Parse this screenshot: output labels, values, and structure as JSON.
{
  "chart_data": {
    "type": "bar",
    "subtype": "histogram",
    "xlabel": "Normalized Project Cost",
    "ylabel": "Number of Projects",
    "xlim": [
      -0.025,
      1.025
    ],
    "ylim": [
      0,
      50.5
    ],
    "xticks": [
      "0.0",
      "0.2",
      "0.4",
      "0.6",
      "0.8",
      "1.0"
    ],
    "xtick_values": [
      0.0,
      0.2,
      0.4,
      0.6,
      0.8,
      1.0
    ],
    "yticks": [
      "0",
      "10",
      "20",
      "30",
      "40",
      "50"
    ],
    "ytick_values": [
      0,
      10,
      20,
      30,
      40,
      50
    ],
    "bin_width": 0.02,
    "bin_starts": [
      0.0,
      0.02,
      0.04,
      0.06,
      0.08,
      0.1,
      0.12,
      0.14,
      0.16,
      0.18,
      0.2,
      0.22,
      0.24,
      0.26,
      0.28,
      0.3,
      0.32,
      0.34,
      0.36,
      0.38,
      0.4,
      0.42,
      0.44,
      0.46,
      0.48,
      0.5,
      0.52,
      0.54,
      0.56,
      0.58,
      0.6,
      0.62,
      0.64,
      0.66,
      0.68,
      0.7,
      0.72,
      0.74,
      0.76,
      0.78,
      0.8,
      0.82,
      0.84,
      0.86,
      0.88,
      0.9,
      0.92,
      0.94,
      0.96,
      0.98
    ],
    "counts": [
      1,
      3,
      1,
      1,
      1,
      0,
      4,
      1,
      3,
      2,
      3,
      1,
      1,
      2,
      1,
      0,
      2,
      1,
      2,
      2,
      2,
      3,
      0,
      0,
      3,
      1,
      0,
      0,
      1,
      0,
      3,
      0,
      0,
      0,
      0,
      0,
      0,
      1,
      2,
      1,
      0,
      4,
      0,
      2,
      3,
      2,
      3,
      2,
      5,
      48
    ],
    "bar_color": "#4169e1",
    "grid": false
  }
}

Written exercise:
Copy all the lines, exactly.

Exercise output:
Parse this screenshot: output labels, values, and structure as JSON.
{
  "chart_data": {
    "type": "bar",
    "subtype": "histogram",
    "xlabel": "Normalized Project Cost",
    "ylabel": "Number of Projects",
    "xlim": [
      -0.025,
      1.025
    ],
    "ylim": [
      0,
      50.5
    ],
    "xticks": [
      "0.0",
      "0.2",
      "0.4",
      "0.6",
      "0.8",
      "1.0"
    ],
    "xtick_values": [
      0.0,
      0.2,
      0.4,
      0.6,
      0.8,
      1.0
    ],
    "yticks": [
      "0",
      "10",
      "20",
      "30",
      "40",
      "50"
    ],
    "ytick_values": [
      0,
      10,
      20,
      30,
      40,
      50
    ],
    "bin_width": 0.02,
    "bin_starts": [
      0.0,
      0.02,
      0.04,
      0.06,
      0.08,
      0.1,
      0.12,
      0.14,
      0.16,
      0.18,
      0.2,
      0.22,
      0.24,
      0.26,
      0.28,
      0.3,
      0.32,
      0.34,
      0.36,
      0.38,
      0.4,
      0.42,
      0.44,
      0.46,
      0.48,
      0.5,
      0.52,
      0.54,
      0.56,
      0.58,
      0.6,
      0.62,
      0.64,
      0.66,
      0.68,
      0.7,
      0.72,
      0.74,
      0.76,
      0.78,
      0.8,
      0.82,
      0.84,
      0.86,
      0.88,
      0.9,
      0.92,
      0.94,
      0.96,
      0.98
    ],
    "counts": [
      1,
      3,
      1,
      1,
      1,
      0,
      4,
      1,
      3,
      2,
      3,
      1,
      1,
      2,
      1,
      0,
      2,
      1,
      2,
      2,
      2,
      3,
      0,
      0,
      3,
      1,
      0,
      0,
      1,
      0,
      3,
      0,
      0,
      0,
      0,
      0,
      0,
      1,
      2,
      1,
      0,
      4,
      0,
      2,
      3,
      2,
      3,
      2,
      5,
      48
    ],
    "bar_color": "#4169e1",
    "grid": false
  }
}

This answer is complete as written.